[Start]
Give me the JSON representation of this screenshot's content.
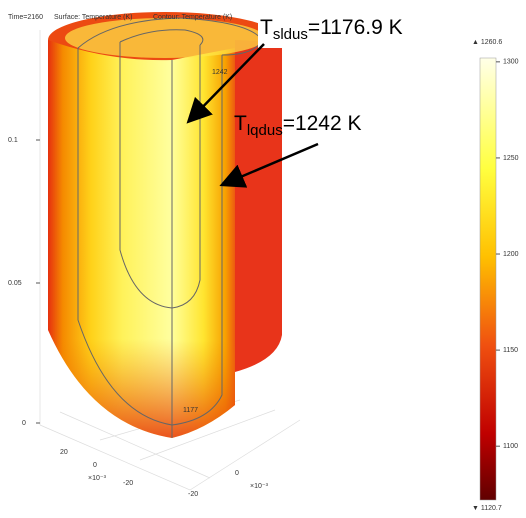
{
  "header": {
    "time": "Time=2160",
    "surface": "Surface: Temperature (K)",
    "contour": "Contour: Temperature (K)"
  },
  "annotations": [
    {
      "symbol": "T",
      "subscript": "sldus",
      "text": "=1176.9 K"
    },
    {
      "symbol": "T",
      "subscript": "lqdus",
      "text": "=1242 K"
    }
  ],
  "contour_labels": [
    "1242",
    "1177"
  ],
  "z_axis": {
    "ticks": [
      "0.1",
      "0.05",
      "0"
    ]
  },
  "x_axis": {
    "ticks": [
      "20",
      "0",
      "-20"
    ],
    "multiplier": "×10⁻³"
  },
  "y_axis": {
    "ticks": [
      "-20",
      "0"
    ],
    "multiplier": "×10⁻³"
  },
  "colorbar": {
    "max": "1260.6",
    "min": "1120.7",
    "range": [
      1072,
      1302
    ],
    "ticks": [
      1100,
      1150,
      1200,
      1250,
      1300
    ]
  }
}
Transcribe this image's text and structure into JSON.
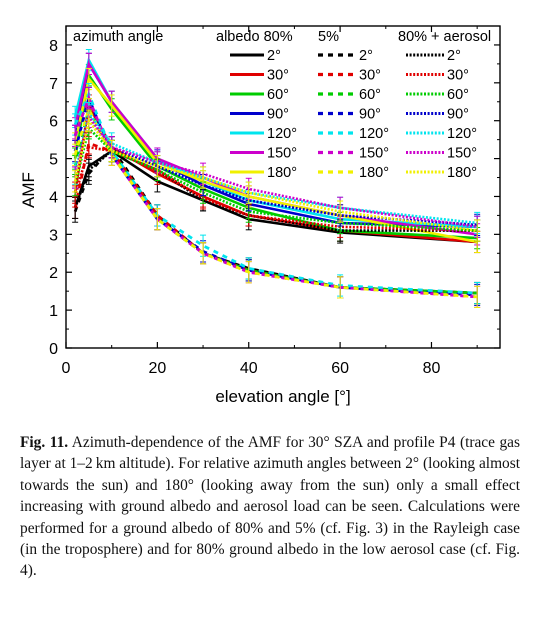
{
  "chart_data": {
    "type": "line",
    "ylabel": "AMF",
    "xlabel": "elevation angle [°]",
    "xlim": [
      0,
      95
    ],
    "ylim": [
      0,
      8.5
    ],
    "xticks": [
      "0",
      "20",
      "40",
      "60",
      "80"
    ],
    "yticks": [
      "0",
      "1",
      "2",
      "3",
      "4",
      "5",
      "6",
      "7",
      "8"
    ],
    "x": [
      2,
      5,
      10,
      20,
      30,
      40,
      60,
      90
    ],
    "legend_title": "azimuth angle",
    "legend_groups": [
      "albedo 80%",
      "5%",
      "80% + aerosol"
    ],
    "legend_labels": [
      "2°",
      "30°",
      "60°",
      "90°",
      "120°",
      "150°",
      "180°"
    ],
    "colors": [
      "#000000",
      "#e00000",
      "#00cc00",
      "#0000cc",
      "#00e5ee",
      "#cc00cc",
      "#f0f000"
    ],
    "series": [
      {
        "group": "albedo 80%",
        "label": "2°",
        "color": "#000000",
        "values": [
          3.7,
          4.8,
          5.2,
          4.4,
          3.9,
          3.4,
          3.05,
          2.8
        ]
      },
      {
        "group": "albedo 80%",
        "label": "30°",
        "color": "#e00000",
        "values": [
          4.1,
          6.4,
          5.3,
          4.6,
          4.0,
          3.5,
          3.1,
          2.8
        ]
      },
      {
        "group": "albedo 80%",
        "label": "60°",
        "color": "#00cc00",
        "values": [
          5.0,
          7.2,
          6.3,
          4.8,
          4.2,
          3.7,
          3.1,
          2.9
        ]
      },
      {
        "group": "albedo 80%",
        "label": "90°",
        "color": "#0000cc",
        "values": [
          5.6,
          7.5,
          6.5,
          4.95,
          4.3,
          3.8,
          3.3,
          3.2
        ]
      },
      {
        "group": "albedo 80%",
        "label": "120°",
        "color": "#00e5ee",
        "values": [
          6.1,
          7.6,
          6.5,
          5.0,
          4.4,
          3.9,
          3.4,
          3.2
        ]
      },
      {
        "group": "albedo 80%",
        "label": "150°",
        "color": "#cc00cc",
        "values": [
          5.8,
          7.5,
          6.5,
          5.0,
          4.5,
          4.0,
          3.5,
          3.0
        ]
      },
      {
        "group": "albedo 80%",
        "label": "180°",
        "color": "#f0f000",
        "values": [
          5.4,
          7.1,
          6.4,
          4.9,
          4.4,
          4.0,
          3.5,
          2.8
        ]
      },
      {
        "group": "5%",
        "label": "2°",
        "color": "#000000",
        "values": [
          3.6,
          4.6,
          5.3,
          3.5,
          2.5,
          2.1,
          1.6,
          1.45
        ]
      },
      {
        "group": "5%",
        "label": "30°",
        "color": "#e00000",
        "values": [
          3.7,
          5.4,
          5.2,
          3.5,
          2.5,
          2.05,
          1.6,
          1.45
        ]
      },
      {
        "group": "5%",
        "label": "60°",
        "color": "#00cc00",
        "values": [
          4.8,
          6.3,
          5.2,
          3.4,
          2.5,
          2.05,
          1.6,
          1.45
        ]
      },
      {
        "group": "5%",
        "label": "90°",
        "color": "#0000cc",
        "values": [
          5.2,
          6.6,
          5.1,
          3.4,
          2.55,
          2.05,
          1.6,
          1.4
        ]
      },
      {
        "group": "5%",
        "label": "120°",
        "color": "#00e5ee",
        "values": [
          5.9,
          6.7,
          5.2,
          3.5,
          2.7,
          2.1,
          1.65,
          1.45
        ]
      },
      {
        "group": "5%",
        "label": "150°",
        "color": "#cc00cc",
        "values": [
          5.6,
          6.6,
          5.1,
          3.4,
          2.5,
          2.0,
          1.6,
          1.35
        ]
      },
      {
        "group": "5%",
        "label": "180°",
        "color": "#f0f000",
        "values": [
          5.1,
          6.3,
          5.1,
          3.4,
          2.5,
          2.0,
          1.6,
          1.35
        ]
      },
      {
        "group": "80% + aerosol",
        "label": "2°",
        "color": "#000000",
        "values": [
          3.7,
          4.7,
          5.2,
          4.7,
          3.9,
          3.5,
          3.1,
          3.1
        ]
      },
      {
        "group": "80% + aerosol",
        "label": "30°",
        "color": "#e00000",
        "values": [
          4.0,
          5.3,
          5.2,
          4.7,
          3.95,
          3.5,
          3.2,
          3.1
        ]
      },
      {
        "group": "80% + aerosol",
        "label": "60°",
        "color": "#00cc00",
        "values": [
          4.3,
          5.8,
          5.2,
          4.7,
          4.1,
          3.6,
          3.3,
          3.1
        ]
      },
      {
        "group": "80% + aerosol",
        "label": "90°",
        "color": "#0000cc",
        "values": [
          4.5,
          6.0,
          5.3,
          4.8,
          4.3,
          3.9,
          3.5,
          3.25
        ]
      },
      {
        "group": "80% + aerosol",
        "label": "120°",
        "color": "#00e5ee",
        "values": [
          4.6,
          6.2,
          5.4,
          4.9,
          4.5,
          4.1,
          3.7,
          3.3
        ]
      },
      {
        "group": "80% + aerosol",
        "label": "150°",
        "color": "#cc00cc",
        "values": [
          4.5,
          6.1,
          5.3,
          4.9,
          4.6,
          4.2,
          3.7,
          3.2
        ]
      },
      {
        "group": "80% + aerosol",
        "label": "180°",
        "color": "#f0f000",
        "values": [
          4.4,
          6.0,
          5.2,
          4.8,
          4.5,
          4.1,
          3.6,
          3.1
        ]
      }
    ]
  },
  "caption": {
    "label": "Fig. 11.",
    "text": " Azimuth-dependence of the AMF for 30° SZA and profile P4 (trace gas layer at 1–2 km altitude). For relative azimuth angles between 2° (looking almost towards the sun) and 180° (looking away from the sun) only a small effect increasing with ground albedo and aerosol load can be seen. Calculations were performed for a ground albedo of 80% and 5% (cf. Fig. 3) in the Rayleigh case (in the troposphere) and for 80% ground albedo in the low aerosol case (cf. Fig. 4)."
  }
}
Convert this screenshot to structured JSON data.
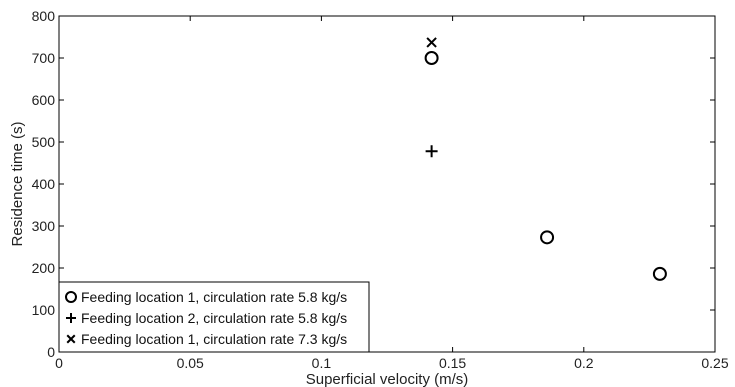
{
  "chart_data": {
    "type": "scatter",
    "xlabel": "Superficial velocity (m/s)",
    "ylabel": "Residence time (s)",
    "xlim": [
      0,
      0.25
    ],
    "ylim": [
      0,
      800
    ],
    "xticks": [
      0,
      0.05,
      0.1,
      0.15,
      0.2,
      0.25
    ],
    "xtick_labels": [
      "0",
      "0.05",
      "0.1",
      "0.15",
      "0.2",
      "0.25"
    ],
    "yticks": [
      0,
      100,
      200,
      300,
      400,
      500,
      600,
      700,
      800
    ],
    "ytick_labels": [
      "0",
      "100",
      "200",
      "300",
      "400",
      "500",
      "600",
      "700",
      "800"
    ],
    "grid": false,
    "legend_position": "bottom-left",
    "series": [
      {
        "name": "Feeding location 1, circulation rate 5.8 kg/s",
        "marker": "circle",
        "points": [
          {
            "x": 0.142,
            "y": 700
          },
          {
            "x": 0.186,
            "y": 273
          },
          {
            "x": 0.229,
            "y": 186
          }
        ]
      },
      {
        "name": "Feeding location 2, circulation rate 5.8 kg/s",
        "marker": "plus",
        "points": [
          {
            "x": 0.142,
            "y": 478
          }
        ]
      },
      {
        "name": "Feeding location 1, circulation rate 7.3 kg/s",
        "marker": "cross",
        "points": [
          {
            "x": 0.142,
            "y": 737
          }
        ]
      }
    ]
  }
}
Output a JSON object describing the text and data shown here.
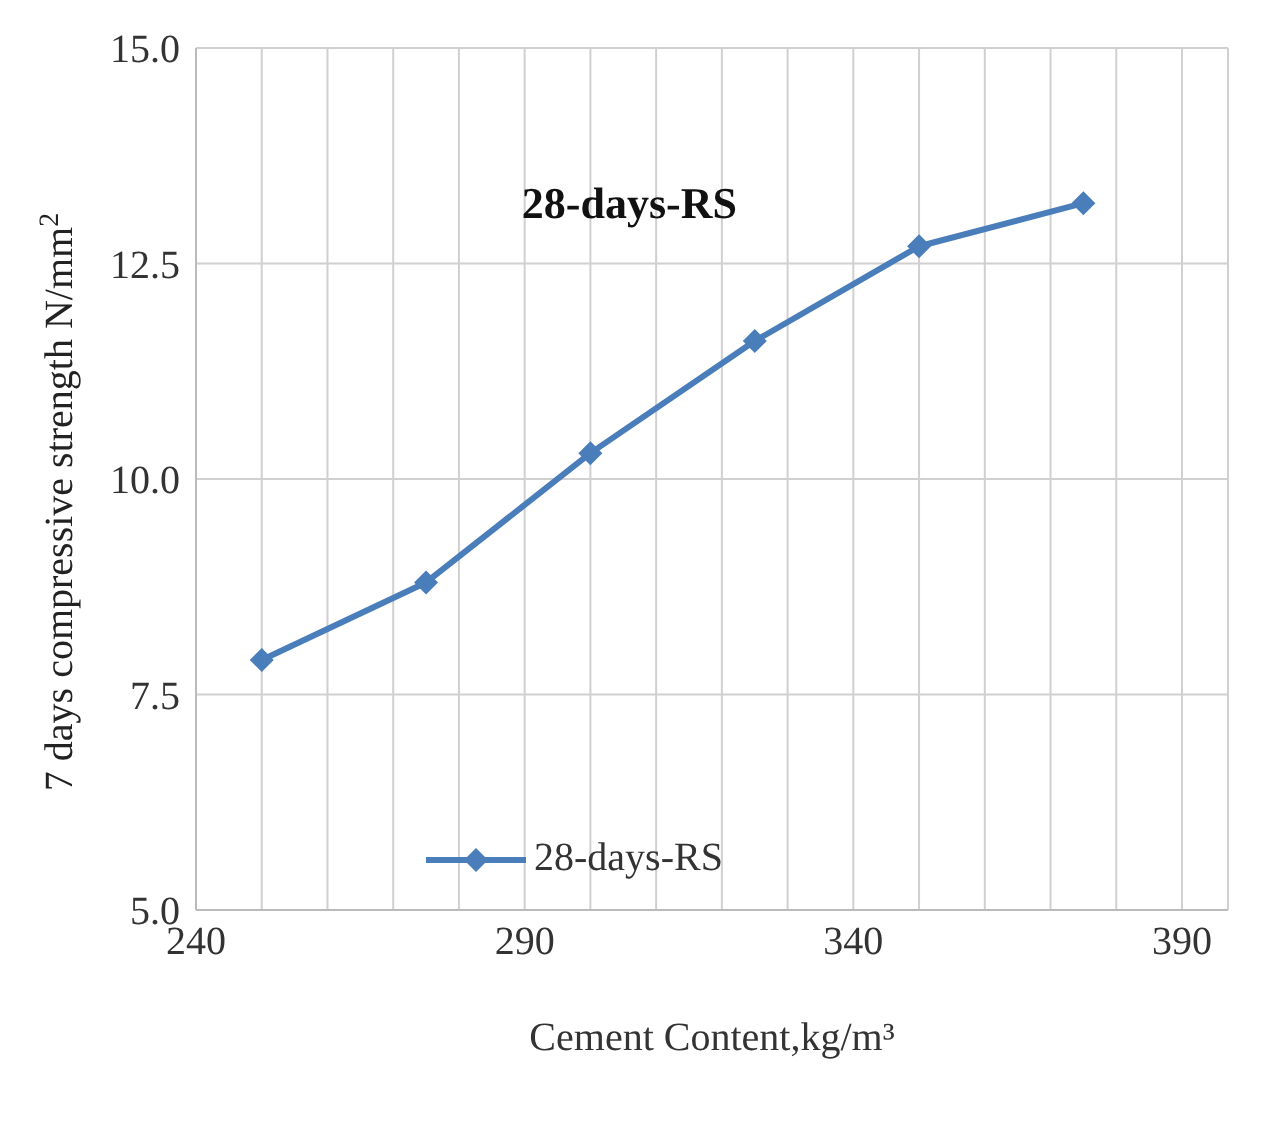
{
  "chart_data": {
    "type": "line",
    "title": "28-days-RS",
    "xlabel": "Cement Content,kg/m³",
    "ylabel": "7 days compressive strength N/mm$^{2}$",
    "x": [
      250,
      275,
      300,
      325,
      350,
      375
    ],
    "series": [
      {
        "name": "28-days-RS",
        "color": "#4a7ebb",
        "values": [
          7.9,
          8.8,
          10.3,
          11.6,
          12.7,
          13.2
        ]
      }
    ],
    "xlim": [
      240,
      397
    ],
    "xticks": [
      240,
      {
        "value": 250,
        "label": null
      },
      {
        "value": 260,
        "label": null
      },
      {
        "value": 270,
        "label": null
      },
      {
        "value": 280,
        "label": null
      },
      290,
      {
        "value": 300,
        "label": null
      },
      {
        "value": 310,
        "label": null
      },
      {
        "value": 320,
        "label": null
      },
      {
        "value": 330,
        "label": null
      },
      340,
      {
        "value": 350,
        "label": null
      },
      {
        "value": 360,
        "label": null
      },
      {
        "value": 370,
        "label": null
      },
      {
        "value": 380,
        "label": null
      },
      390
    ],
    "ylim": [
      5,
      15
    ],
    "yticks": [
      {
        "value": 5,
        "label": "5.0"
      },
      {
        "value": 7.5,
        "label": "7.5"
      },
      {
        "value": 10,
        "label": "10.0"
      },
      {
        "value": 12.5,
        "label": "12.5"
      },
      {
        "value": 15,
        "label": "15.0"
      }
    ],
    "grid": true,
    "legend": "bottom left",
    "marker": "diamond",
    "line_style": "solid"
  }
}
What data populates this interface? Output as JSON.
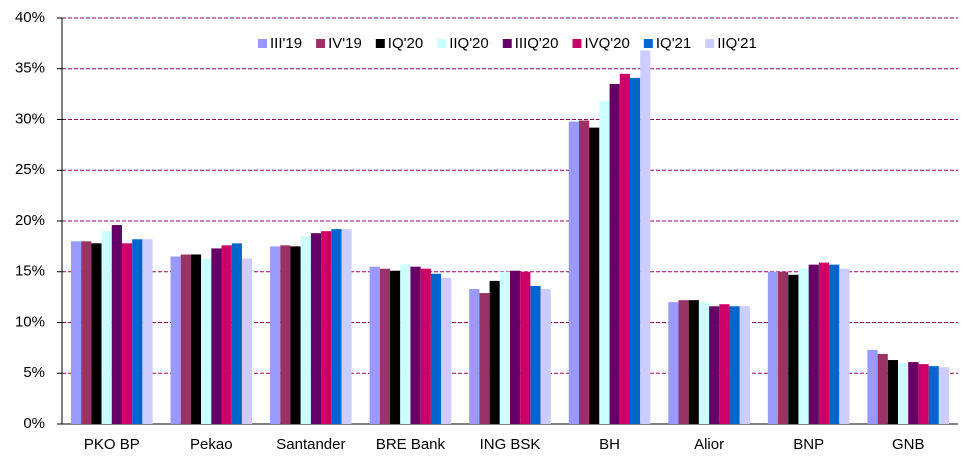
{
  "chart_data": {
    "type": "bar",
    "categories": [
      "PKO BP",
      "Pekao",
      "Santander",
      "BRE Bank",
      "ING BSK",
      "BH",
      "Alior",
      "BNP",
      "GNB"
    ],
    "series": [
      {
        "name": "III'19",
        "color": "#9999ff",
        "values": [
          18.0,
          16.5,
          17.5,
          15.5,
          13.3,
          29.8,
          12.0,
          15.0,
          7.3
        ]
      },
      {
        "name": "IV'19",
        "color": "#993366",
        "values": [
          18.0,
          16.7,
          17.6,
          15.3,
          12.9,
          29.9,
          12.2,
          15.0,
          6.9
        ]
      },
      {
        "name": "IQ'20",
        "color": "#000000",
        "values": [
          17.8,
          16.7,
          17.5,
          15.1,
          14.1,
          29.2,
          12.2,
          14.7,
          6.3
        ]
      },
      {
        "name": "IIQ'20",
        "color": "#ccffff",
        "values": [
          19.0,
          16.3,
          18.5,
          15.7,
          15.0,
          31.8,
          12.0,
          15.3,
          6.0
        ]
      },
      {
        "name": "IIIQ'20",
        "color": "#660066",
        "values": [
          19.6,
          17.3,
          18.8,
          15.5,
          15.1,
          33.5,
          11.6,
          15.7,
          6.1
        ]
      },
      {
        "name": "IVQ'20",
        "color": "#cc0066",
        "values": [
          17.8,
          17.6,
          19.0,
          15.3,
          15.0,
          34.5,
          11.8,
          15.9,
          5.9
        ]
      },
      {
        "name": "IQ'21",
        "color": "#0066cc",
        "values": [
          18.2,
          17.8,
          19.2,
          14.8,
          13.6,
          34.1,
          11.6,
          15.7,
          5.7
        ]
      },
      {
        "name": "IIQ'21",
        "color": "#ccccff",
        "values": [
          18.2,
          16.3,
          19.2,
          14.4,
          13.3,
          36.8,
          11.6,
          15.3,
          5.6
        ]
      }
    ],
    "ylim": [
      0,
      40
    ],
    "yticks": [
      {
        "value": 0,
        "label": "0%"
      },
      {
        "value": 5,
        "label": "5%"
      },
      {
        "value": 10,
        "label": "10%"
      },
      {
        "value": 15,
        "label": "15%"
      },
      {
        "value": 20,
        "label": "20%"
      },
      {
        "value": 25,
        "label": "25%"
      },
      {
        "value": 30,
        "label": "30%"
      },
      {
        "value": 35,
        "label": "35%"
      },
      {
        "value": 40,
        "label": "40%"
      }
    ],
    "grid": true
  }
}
[End]
Work instructions: How many of the lines above include the string "azimuth"? Reply with the number by itself.

Answer in full: 2